[RECORDS PROVIDED]

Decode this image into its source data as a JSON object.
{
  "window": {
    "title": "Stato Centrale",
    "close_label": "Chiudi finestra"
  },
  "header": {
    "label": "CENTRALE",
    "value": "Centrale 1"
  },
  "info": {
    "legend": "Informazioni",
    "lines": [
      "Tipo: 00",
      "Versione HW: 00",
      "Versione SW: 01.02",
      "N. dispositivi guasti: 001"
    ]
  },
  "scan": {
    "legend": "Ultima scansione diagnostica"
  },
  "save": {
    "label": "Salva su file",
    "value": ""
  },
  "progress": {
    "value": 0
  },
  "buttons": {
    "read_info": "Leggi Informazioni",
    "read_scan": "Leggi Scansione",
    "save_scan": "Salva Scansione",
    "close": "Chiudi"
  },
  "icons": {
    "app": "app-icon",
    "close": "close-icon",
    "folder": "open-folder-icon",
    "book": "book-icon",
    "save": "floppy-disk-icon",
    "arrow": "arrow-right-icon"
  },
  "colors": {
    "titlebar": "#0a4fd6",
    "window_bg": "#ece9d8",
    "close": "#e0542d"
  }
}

[GOAL]
Copy all of the data. Keep every word exactly as it is.

[RESPONSE TO THIS EXERCISE]
Decode this image into its source data as a JSON object.
{
  "window": {
    "title": "Stato Centrale",
    "close_label": "Chiudi finestra"
  },
  "header": {
    "label": "CENTRALE",
    "value": "Centrale 1"
  },
  "info": {
    "legend": "Informazioni",
    "lines": [
      "Tipo: 00",
      "Versione HW: 00",
      "Versione SW: 01.02",
      "N. dispositivi guasti: 001"
    ]
  },
  "scan": {
    "legend": "Ultima scansione diagnostica"
  },
  "save": {
    "label": "Salva su file",
    "value": ""
  },
  "progress": {
    "value": 0
  },
  "buttons": {
    "read_info": "Leggi Informazioni",
    "read_scan": "Leggi Scansione",
    "save_scan": "Salva Scansione",
    "close": "Chiudi"
  },
  "icons": {
    "app": "app-icon",
    "close": "close-icon",
    "folder": "open-folder-icon",
    "book": "book-icon",
    "save": "floppy-disk-icon",
    "arrow": "arrow-right-icon"
  },
  "colors": {
    "titlebar": "#0a4fd6",
    "window_bg": "#ece9d8",
    "close": "#e0542d"
  }
}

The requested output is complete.